══ RECORDS FOR THIS EXERCISE

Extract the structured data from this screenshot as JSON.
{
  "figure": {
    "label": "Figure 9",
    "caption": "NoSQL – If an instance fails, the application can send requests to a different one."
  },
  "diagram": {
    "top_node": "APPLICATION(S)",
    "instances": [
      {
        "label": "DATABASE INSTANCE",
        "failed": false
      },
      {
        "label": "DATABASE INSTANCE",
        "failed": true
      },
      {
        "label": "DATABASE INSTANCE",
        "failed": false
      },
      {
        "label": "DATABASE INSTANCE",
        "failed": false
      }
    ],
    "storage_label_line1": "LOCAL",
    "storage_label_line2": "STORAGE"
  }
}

════
══ RECORDS FOR THIS EXERCISE

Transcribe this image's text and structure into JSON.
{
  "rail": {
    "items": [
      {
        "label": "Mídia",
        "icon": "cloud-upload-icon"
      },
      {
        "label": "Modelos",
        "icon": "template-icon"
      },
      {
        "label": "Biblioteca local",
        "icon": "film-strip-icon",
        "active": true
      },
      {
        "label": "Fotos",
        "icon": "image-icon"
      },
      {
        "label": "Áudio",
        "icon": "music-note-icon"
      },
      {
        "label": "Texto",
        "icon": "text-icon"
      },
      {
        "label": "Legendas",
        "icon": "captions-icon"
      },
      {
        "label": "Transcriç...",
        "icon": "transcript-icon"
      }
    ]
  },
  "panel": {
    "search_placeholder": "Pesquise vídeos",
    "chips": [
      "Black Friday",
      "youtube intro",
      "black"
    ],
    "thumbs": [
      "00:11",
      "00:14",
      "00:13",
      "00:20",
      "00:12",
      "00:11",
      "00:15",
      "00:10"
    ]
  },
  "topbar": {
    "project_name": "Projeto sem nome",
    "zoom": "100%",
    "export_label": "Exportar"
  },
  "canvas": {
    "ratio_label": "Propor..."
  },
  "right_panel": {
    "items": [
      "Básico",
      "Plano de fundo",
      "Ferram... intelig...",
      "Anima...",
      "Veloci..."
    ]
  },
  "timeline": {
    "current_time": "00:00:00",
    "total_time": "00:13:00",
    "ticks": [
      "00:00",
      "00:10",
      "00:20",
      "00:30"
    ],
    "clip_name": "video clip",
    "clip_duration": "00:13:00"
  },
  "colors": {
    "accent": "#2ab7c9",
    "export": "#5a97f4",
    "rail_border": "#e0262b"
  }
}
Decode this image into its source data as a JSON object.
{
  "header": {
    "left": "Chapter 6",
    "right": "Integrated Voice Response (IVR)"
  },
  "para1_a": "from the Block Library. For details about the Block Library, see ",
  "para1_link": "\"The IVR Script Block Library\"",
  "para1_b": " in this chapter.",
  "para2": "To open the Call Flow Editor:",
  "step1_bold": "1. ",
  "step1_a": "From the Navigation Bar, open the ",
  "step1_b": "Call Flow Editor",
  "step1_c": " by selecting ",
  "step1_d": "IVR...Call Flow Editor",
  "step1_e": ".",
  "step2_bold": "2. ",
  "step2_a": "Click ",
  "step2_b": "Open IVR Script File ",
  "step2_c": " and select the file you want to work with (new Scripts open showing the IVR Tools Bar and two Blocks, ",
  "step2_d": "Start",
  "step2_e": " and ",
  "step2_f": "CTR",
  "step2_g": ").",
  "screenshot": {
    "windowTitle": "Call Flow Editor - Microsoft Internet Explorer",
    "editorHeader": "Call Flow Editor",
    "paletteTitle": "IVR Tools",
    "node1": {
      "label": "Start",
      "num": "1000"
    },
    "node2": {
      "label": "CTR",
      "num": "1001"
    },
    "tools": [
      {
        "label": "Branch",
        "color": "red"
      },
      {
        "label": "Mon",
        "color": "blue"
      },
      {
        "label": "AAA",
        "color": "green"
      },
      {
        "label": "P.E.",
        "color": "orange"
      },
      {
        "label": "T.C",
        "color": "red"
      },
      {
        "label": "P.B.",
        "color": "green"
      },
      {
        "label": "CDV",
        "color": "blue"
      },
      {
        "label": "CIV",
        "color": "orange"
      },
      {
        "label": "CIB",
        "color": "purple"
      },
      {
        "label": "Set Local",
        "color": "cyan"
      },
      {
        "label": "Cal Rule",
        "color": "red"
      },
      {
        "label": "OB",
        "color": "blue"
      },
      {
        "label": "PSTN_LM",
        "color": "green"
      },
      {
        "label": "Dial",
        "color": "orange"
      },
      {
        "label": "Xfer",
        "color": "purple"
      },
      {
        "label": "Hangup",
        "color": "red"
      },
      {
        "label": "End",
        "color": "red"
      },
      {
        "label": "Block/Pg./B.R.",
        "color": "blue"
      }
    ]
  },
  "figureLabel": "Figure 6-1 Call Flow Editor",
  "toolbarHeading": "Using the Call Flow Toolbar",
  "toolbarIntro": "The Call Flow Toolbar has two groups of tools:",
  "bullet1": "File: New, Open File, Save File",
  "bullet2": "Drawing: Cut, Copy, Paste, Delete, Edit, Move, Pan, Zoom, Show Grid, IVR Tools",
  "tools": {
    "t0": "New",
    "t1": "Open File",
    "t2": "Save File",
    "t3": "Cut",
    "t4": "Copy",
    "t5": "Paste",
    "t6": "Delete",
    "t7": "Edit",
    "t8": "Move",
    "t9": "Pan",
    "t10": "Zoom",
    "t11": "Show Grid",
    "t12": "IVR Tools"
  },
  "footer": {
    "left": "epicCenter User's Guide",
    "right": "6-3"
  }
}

════

* _WHAT IS ASKED_: Select and copy every line of the listing with the word "Flow".

* _OUTPUT FOR THIS TASK_:
  "para2": "To open the Call Flow Editor:",
  "step1_b": "Call Flow Editor",
  "step1_d": "IVR...Call Flow Editor",
    "windowTitle": "Call Flow Editor - Microsoft Internet Explorer",
    "editorHeader": "Call Flow Editor",
  "figureLabel": "Figure 6-1 Call Flow Editor",
  "toolbarHeading": "Using the Call Flow Toolbar",
  "toolbarIntro": "The Call Flow Toolbar has two groups of tools:",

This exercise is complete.